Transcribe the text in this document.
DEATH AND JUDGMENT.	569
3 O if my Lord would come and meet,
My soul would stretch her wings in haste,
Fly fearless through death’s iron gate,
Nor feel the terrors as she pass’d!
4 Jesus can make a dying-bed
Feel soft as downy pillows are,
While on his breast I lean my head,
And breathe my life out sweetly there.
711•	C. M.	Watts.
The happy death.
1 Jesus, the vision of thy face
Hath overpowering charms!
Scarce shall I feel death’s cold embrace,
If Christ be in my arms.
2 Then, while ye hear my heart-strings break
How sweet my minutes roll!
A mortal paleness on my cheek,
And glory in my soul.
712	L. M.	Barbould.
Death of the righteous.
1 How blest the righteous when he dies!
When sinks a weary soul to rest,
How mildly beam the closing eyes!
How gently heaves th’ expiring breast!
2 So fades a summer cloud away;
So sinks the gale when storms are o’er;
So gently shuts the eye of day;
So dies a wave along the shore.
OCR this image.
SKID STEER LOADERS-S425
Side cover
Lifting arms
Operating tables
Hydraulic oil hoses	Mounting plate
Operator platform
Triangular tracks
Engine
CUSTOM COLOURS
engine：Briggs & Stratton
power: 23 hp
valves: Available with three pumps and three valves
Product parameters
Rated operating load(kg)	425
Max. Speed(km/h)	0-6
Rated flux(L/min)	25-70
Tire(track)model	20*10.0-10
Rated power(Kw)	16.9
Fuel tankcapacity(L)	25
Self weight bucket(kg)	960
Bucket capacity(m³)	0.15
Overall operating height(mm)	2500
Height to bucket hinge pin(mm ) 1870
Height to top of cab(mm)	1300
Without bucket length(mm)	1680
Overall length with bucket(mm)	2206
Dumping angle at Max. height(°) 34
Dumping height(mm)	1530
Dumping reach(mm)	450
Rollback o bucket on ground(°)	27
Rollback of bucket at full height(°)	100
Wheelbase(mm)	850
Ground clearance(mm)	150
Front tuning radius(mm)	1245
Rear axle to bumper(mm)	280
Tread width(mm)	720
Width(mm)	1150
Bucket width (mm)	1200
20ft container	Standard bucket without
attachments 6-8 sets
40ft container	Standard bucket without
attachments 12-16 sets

§ Problem statement: Only the lines from the one that contains "OCR this image." to the end of the data should be output, exactly as they appear.

§ Answer for the task:
OCR this image.
SKID STEER LOADERS-S425
Side cover
Lifting arms
Operating tables
Hydraulic oil hoses	Mounting plate
Operator platform
Triangular tracks
Engine
CUSTOM COLOURS
engine：Briggs & Stratton
power: 23 hp
valves: Available with three pumps and three valves
Product parameters
Rated operating load(kg)	425
Max. Speed(km/h)	0-6
Rated flux(L/min)	25-70
Tire(track)model	20*10.0-10
Rated power(Kw)	16.9
Fuel tankcapacity(L)	25
Self weight bucket(kg)	960
Bucket capacity(m³)	0.15
Overall operating height(mm)	2500
Height to bucket hinge pin(mm ) 1870
Height to top of cab(mm)	1300
Without bucket length(mm)	1680
Overall length with bucket(mm)	2206
Dumping angle at Max. height(°) 34
Dumping height(mm)	1530
Dumping reach(mm)	450
Rollback o bucket on ground(°)	27
Rollback of bucket at full height(°)	100
Wheelbase(mm)	850
Ground clearance(mm)	150
Front tuning radius(mm)	1245
Rear axle to bumper(mm)	280
Tread width(mm)	720
Width(mm)	1150
Bucket width (mm)	1200
20ft container	Standard bucket without
attachments 6-8 sets
40ft container	Standard bucket without
attachments 12-16 sets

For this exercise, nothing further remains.